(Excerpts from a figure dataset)
◆ ◆ ◆ ◆ ◆ ◆ ◆
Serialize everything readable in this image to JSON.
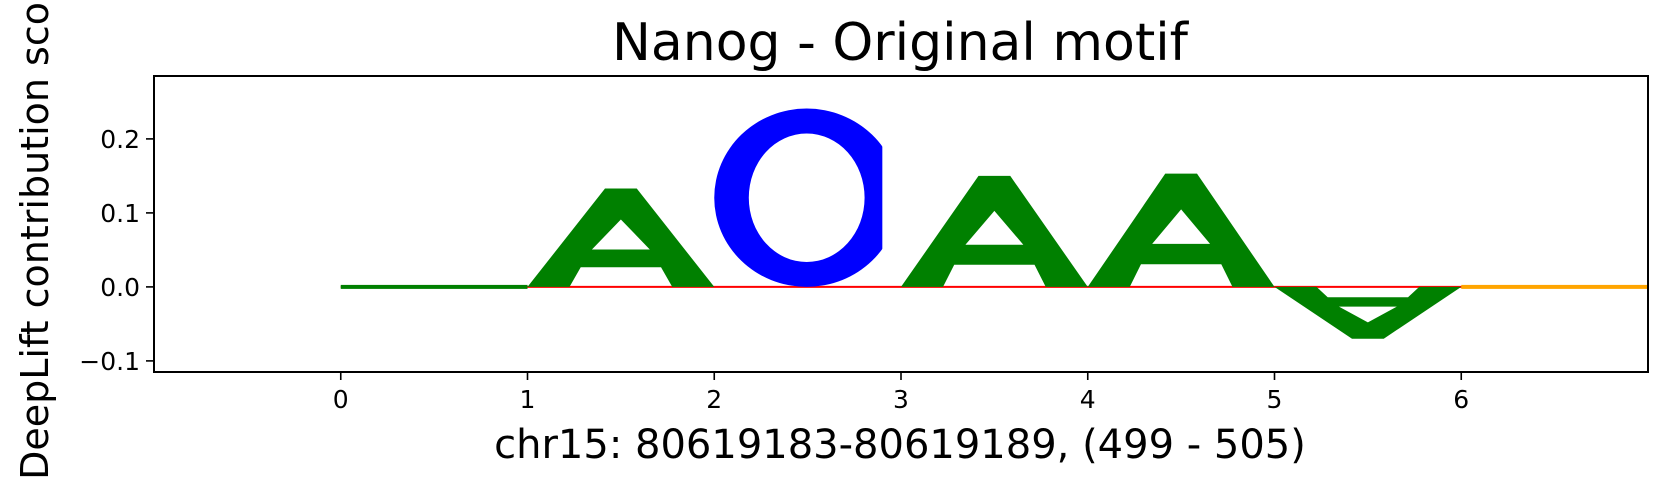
{
  "chart_data": {
    "type": "sequence-logo",
    "title": "Nanog - Original motif",
    "xlabel": "chr15: 80619183-80619189, (499 - 505)",
    "ylabel": "DeepLift contribution sco",
    "xlim": [
      -1,
      7
    ],
    "ylim": [
      -0.115,
      0.285
    ],
    "xticks": [
      0,
      1,
      2,
      3,
      4,
      5,
      6
    ],
    "xtick_labels": [
      "0",
      "1",
      "2",
      "3",
      "4",
      "5",
      "6"
    ],
    "yticks": [
      0.2,
      0.1,
      0.0,
      -0.1
    ],
    "ytick_labels": [
      "0.2",
      "0.1",
      "0.0",
      "−0.1"
    ],
    "colors": {
      "A": "#008000",
      "C": "#0000ff",
      "G": "#ffa500",
      "T": "#ff0000"
    },
    "letters": [
      {
        "pos": 0,
        "base": "A",
        "score": 0.001
      },
      {
        "pos": 1,
        "base": "A",
        "score": 0.133
      },
      {
        "pos": 2,
        "base": "C",
        "score": 0.241
      },
      {
        "pos": 3,
        "base": "A",
        "score": 0.15
      },
      {
        "pos": 4,
        "base": "A",
        "score": 0.153
      },
      {
        "pos": 5,
        "base": "A",
        "score": -0.07
      },
      {
        "pos": 6,
        "base": "G",
        "score": 0.0015
      }
    ]
  }
}
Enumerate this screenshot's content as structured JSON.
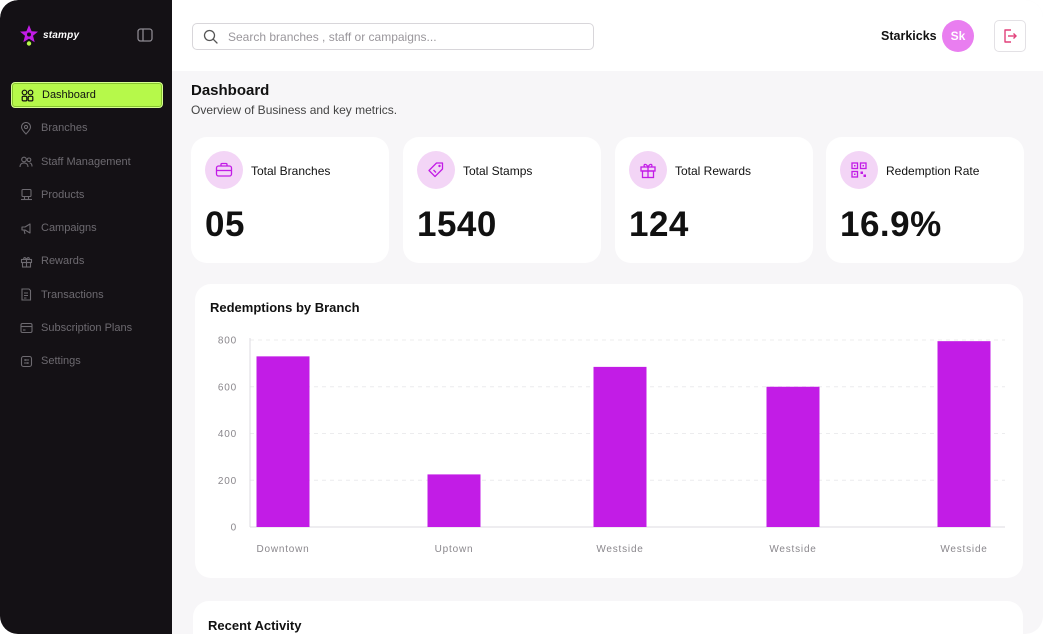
{
  "brand": {
    "name": "stampy",
    "accent": "#b6f94a",
    "primary": "#c21ce6"
  },
  "sidebar": {
    "items": [
      {
        "label": "Dashboard",
        "icon": "dashboard-icon",
        "active": true
      },
      {
        "label": "Branches",
        "icon": "location-pin-icon"
      },
      {
        "label": "Staff Management",
        "icon": "users-icon"
      },
      {
        "label": "Products",
        "icon": "box-icon"
      },
      {
        "label": "Campaigns",
        "icon": "megaphone-icon"
      },
      {
        "label": "Rewards",
        "icon": "gift-icon"
      },
      {
        "label": "Transactions",
        "icon": "receipt-icon"
      },
      {
        "label": "Subscription Plans",
        "icon": "card-icon"
      },
      {
        "label": "Settings",
        "icon": "settings-icon"
      }
    ]
  },
  "header": {
    "search_placeholder": "Search branches , staff or campaigns...",
    "user_name": "Starkicks",
    "avatar_initials": "Sk"
  },
  "page": {
    "title": "Dashboard",
    "subtitle": "Overview of Business and key metrics."
  },
  "stats": [
    {
      "label": "Total Branches",
      "value": "05",
      "icon": "briefcase-icon"
    },
    {
      "label": "Total Stamps",
      "value": "1540",
      "icon": "tag-icon"
    },
    {
      "label": "Total Rewards",
      "value": "124",
      "icon": "gift-icon"
    },
    {
      "label": "Redemption Rate",
      "value": "16.9%",
      "icon": "qr-code-icon"
    }
  ],
  "chart_data": {
    "type": "bar",
    "title": "Redemptions by Branch",
    "categories": [
      "Downtown",
      "Uptown",
      "Westside",
      "Westside",
      "Westside"
    ],
    "values": [
      730,
      225,
      685,
      600,
      795
    ],
    "ylim": [
      0,
      800
    ],
    "yticks": [
      "0",
      "200",
      "400",
      "600",
      "800"
    ],
    "bar_color": "#c21ce6",
    "grid": true
  },
  "activity": {
    "title": "Recent Activity"
  }
}
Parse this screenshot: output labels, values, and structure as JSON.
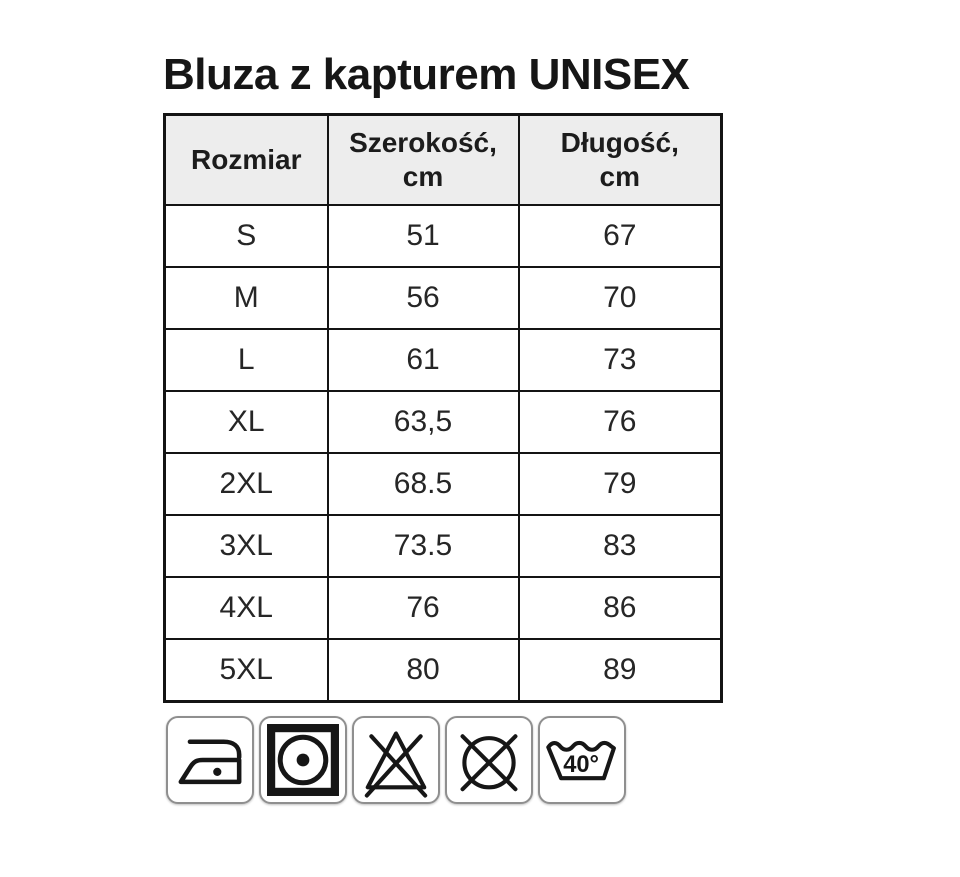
{
  "page": {
    "title": "Bluza z kapturem UNISEX"
  },
  "size_table": {
    "columns": [
      {
        "label": "Rozmiar"
      },
      {
        "label": "Szerokość,\ncm"
      },
      {
        "label": "Długość,\ncm"
      }
    ],
    "rows": [
      {
        "size": "S",
        "width_cm": "51",
        "length_cm": "67"
      },
      {
        "size": "M",
        "width_cm": "56",
        "length_cm": "70"
      },
      {
        "size": "L",
        "width_cm": "61",
        "length_cm": "73"
      },
      {
        "size": "XL",
        "width_cm": "63,5",
        "length_cm": "76"
      },
      {
        "size": "2XL",
        "width_cm": "68.5",
        "length_cm": "79"
      },
      {
        "size": "3XL",
        "width_cm": "73.5",
        "length_cm": "83"
      },
      {
        "size": "4XL",
        "width_cm": "76",
        "length_cm": "86"
      },
      {
        "size": "5XL",
        "width_cm": "80",
        "length_cm": "89"
      }
    ]
  },
  "care_symbols": {
    "items": [
      {
        "icon": "iron-one-dot-icon"
      },
      {
        "icon": "tumble-dry-one-dot-icon"
      },
      {
        "icon": "do-not-bleach-icon"
      },
      {
        "icon": "do-not-dry-clean-icon"
      },
      {
        "icon": "wash-40-icon",
        "label": "40°"
      }
    ]
  },
  "colors": {
    "background": "#ffffff",
    "table_border": "#141414",
    "header_background": "#ededed",
    "text": "#262626",
    "icon_box_border": "#8f8f8f",
    "icon_glyph": "#161616"
  }
}
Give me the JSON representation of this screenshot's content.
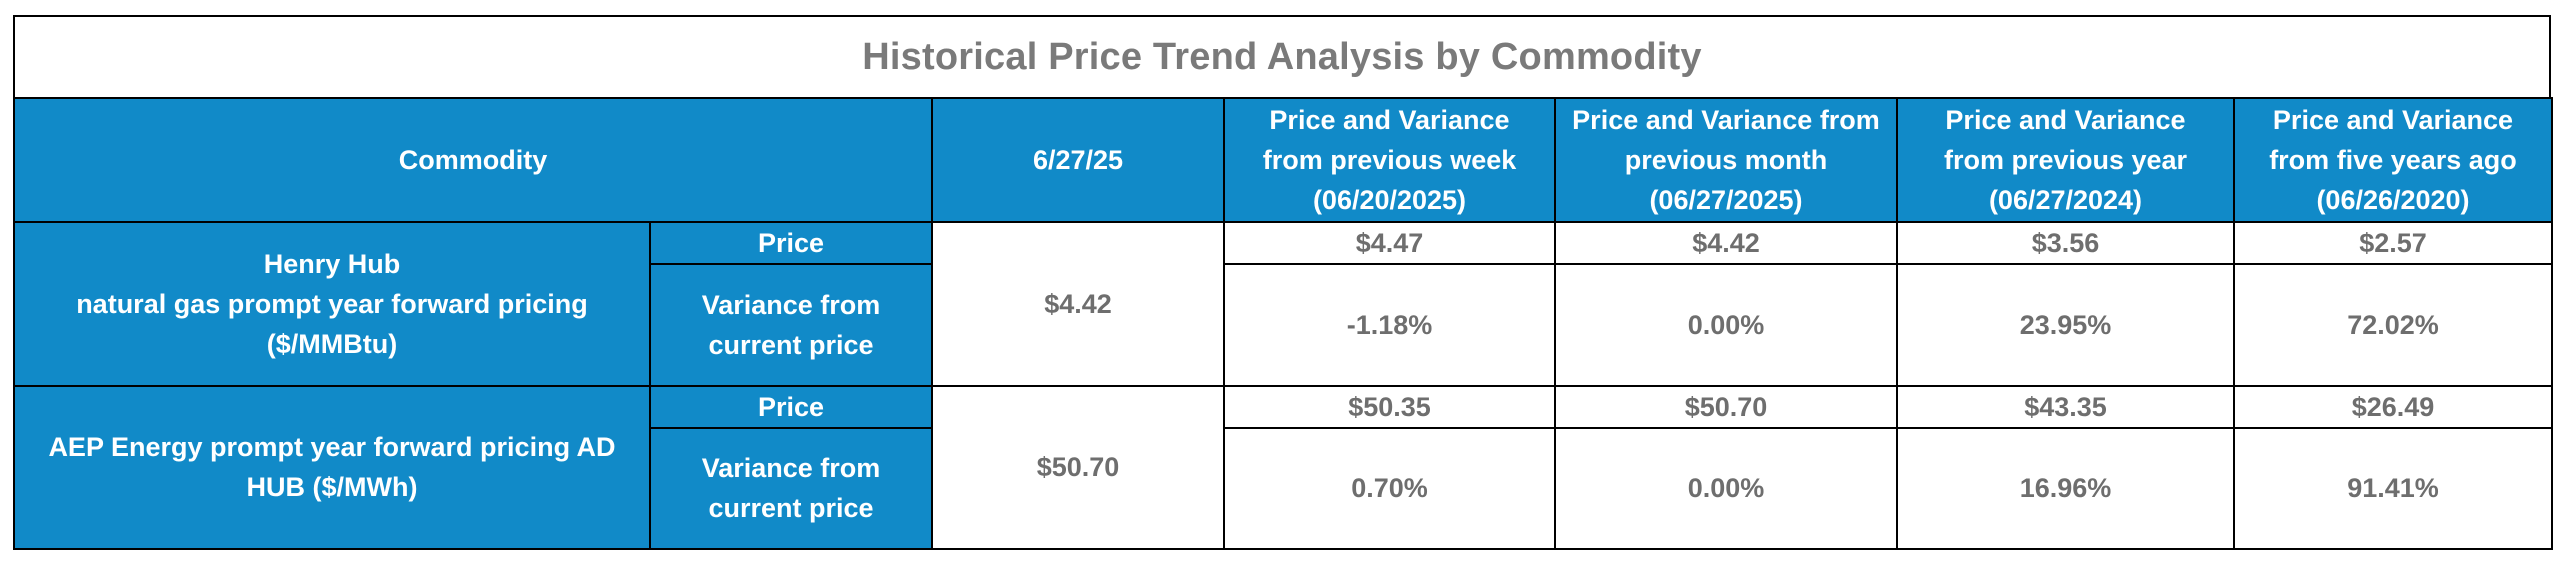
{
  "title": "Historical Price Trend Analysis by Commodity",
  "header": {
    "commodity": "Commodity",
    "current_date": "6/27/25",
    "week": "Price and Variance\nfrom previous week\n(06/20/2025)",
    "month": "Price and Variance from\nprevious month\n(06/27/2025)",
    "year": "Price and Variance\nfrom previous year\n(06/27/2024)",
    "five_years": "Price and Variance\nfrom five years ago\n(06/26/2020)"
  },
  "rows": [
    {
      "commodity": "Henry Hub\nnatural gas prompt year forward pricing\n($/MMBtu)",
      "price_label": "Price",
      "variance_label": "Variance from\ncurrent price",
      "current": "$4.42",
      "prices": [
        "$4.47",
        "$4.42",
        "$3.56",
        "$2.57"
      ],
      "variances": [
        "-1.18%",
        "0.00%",
        "23.95%",
        "72.02%"
      ]
    },
    {
      "commodity": "AEP Energy prompt year forward pricing AD\nHUB ($/MWh)",
      "price_label": "Price",
      "variance_label": "Variance from\ncurrent price",
      "current": "$50.70",
      "prices": [
        "$50.35",
        "$50.70",
        "$43.35",
        "$26.49"
      ],
      "variances": [
        "0.70%",
        "0.00%",
        "16.96%",
        "91.41%"
      ]
    }
  ],
  "colors": {
    "header_blue": "#118ac8",
    "title_gray": "#7a7a7a",
    "value_gray": "#6e6e6e"
  }
}
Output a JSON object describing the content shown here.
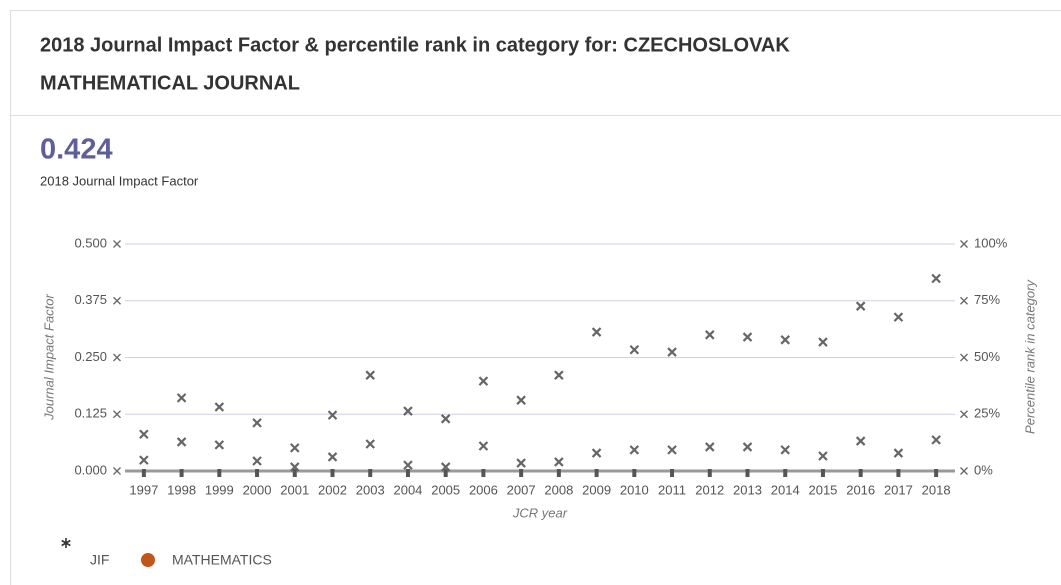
{
  "header": {
    "title_lines": [
      "2018 Journal Impact Factor & percentile rank in category for: CZECHOSLOVAK",
      "MATHEMATICAL JOURNAL"
    ],
    "impact_factor": 0.424,
    "impact_factor_label": "2018 Journal Impact Factor"
  },
  "chart_data": {
    "type": "scatter",
    "categories": [
      "1997",
      "1998",
      "1999",
      "2000",
      "2001",
      "2002",
      "2003",
      "2004",
      "2005",
      "2006",
      "2007",
      "2008",
      "2009",
      "2010",
      "2011",
      "2012",
      "2013",
      "2014",
      "2015",
      "2016",
      "2017",
      "2018"
    ],
    "series": [
      {
        "name": "JIF",
        "color": "#666666",
        "values": [
          0.081,
          0.161,
          0.141,
          0.106,
          0.051,
          0.123,
          0.211,
          0.132,
          0.115,
          0.198,
          0.156,
          0.211,
          0.306,
          0.267,
          0.262,
          0.3,
          0.295,
          0.289,
          0.284,
          0.363,
          0.339,
          0.424
        ]
      },
      {
        "name": "MATHEMATICS",
        "color": "#c0561c",
        "axis": "y2",
        "values": [
          4.8,
          12.8,
          11.5,
          4.4,
          1.8,
          6.2,
          11.9,
          2.6,
          1.8,
          11.0,
          3.5,
          4.0,
          7.9,
          9.3,
          9.3,
          10.6,
          10.6,
          9.3,
          6.6,
          13.2,
          7.9,
          13.7
        ]
      }
    ],
    "marker_color": "#666666",
    "ylim": [
      0,
      0.5
    ],
    "yticks": [
      {
        "value": 0,
        "label": "0.000"
      },
      0.125,
      {
        "value": 0.25,
        "label": "0.250"
      },
      0.375,
      {
        "value": 0.5,
        "label": "0.500"
      }
    ],
    "y2lim": [
      0,
      100
    ],
    "y2ticks": [
      {
        "value": 0,
        "label": "0%"
      },
      {
        "value": 25,
        "label": "25%"
      },
      {
        "value": 50,
        "label": "50%"
      },
      {
        "value": 75,
        "label": "75%"
      },
      {
        "value": 100,
        "label": "100%"
      }
    ],
    "ylabel": "Journal Impact Factor",
    "y2label": "Percentile rank in category",
    "xlabel": "JCR year",
    "grid": true
  }
}
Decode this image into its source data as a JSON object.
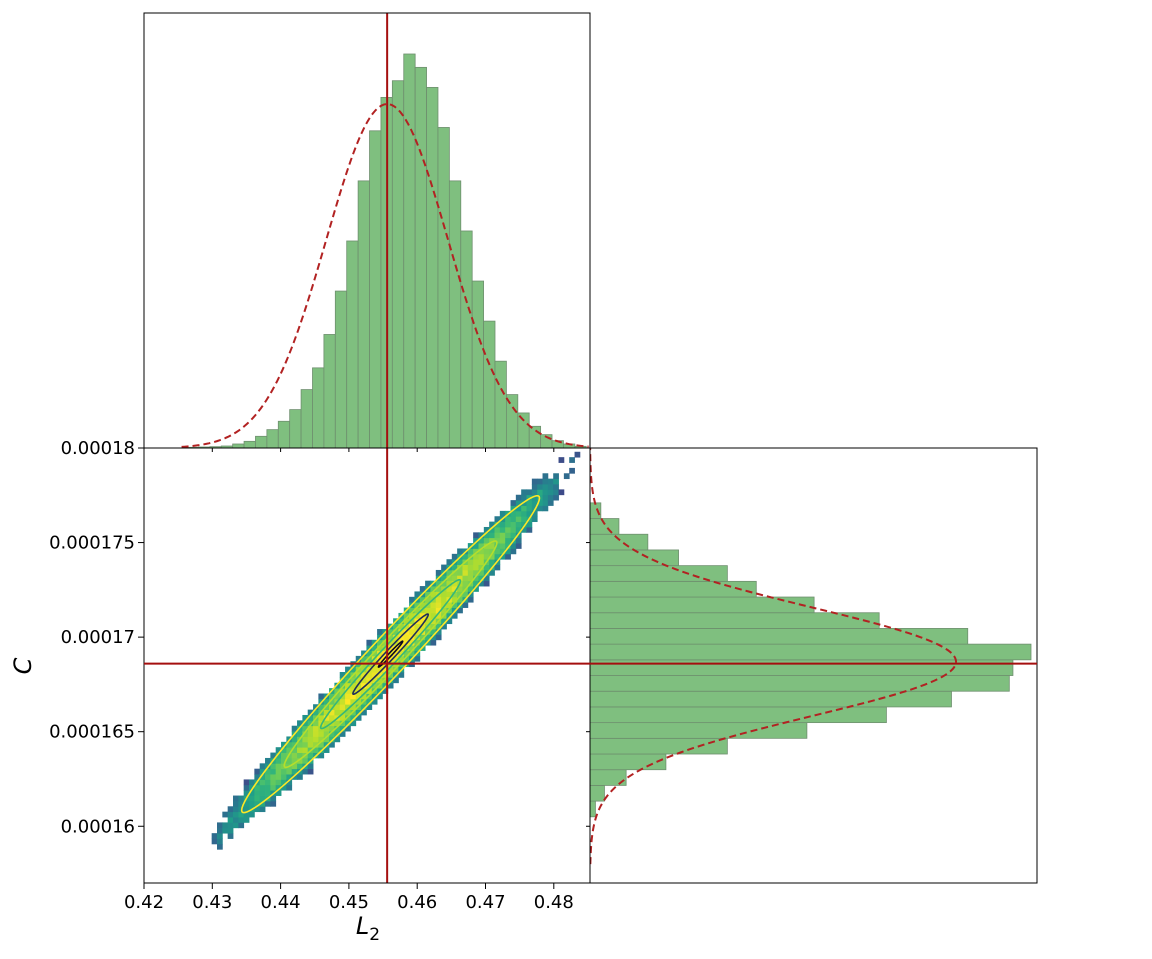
{
  "chart_data": {
    "type": "heatmap",
    "description_free": true,
    "xlabel": "L",
    "xlabel_subscript": "2",
    "ylabel": "C",
    "xlim": [
      0.42,
      0.4853
    ],
    "ylim": [
      0.000157,
      0.00018
    ],
    "x_ticks": [
      0.42,
      0.43,
      0.44,
      0.45,
      0.46,
      0.47,
      0.48
    ],
    "x_tick_labels": [
      "0.42",
      "0.43",
      "0.44",
      "0.45",
      "0.46",
      "0.47",
      "0.48"
    ],
    "y_ticks": [
      0.00016,
      0.000165,
      0.00017,
      0.000175,
      0.00018
    ],
    "y_tick_labels": [
      "0.00016",
      "0.000165",
      "0.00017",
      "0.000175",
      "0.00018"
    ],
    "reference_values": {
      "L2": 0.4556,
      "C": 0.0001686
    },
    "joint": {
      "kind": "2d-histogram",
      "colormap": "viridis",
      "correlation": 0.985,
      "mean": {
        "L2": 0.4561,
        "C": 0.0001691
      },
      "sd": {
        "L2": 0.0089,
        "C": 3.42e-06
      },
      "extent": {
        "L2": [
          0.426,
          0.4846
        ],
        "C": [
          0.0001585,
          0.0001798
        ]
      },
      "contour_colors": [
        "#fde725",
        "#b5de2b",
        "#35b779",
        "#1f2f5a",
        "#0d0821"
      ]
    },
    "marginal_top": {
      "variable": "L2",
      "bin_edges_start": 0.4263,
      "bin_width": 0.00167,
      "counts": [
        2,
        3,
        4,
        6,
        12,
        20,
        35,
        55,
        80,
        115,
        175,
        240,
        340,
        470,
        620,
        800,
        950,
        1050,
        1100,
        1180,
        1140,
        1080,
        960,
        800,
        650,
        500,
        380,
        260,
        160,
        105,
        65,
        40,
        22,
        12,
        5
      ],
      "fill_color": "#7fbf7f",
      "edge_color": "#6e8f6e",
      "normal_fit": {
        "mean": 0.4556,
        "sd": 0.0089,
        "peak_fraction_of_max": 0.873,
        "color": "#b22222",
        "style": "dashed"
      }
    },
    "marginal_right": {
      "variable": "C",
      "bin_edges_start": 0.0001605,
      "bin_width": 8.3e-07,
      "counts": [
        15,
        40,
        100,
        210,
        380,
        600,
        820,
        1000,
        1160,
        1170,
        1220,
        1045,
        800,
        620,
        460,
        380,
        245,
        160,
        80,
        30
      ],
      "fill_color": "#7fbf7f",
      "edge_color": "#6e8f6e",
      "normal_fit": {
        "mean": 0.0001687,
        "sd": 2.87e-06,
        "peak_fraction_of_max": 0.83,
        "color": "#b22222",
        "style": "dashed"
      }
    },
    "reference_line_color": "#a50f0f",
    "grid": false,
    "legend": "none"
  }
}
◆ ◆ ◆ ◆ ◆ ◆ ◆
Aim: Pick out every line with the string "forward" and copy it.

Completed task:
      "commodity": "Henry Hub\nnatural gas prompt year forward pricing\n($/MMBtu)",
      "commodity": "AEP Energy prompt year forward pricing AD\nHUB ($/MWh)",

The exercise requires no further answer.